▶ WHAT THIS TASK INVOLVES: The entries below are to be written out again without alteration.
— Begin —
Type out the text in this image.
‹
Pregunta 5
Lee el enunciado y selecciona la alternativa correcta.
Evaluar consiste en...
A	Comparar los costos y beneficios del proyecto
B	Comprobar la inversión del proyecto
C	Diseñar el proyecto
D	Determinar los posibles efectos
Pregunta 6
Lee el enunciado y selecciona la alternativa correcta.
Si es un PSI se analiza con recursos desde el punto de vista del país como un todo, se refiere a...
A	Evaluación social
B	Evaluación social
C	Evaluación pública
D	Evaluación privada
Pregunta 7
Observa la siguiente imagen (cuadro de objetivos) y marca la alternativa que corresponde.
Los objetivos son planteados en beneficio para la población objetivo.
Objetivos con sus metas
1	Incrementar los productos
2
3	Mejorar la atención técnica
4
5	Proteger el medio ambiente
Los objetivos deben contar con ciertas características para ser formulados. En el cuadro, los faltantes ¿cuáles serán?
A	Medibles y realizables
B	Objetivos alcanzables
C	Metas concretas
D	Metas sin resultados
— End —
▶ RESULT:
Type out the text in this image.
‹
Pregunta 5
Lee el enunciado y selecciona la alternativa correcta.
Evaluar consiste en...
A	Comparar los costos y beneficios del proyecto
B	Comprobar la inversión del proyecto
C	Diseñar el proyecto
D	Determinar los posibles efectos
Pregunta 6
Lee el enunciado y selecciona la alternativa correcta.
Si es un PSI se analiza con recursos desde el punto de vista del país como un todo, se refiere a...
A	Evaluación social
B	Evaluación social
C	Evaluación pública
D	Evaluación privada
Pregunta 7
Observa la siguiente imagen (cuadro de objetivos) y marca la alternativa que corresponde.
Los objetivos son planteados en beneficio para la población objetivo.
Objetivos con sus metas
1	Incrementar los productos
2
3	Mejorar la atención técnica
4
5	Proteger el medio ambiente
Los objetivos deben contar con ciertas características para ser formulados. En el cuadro, los faltantes ¿cuáles serán?
A	Medibles y realizables
B	Objetivos alcanzables
C	Metas concretas
D	Metas sin resultados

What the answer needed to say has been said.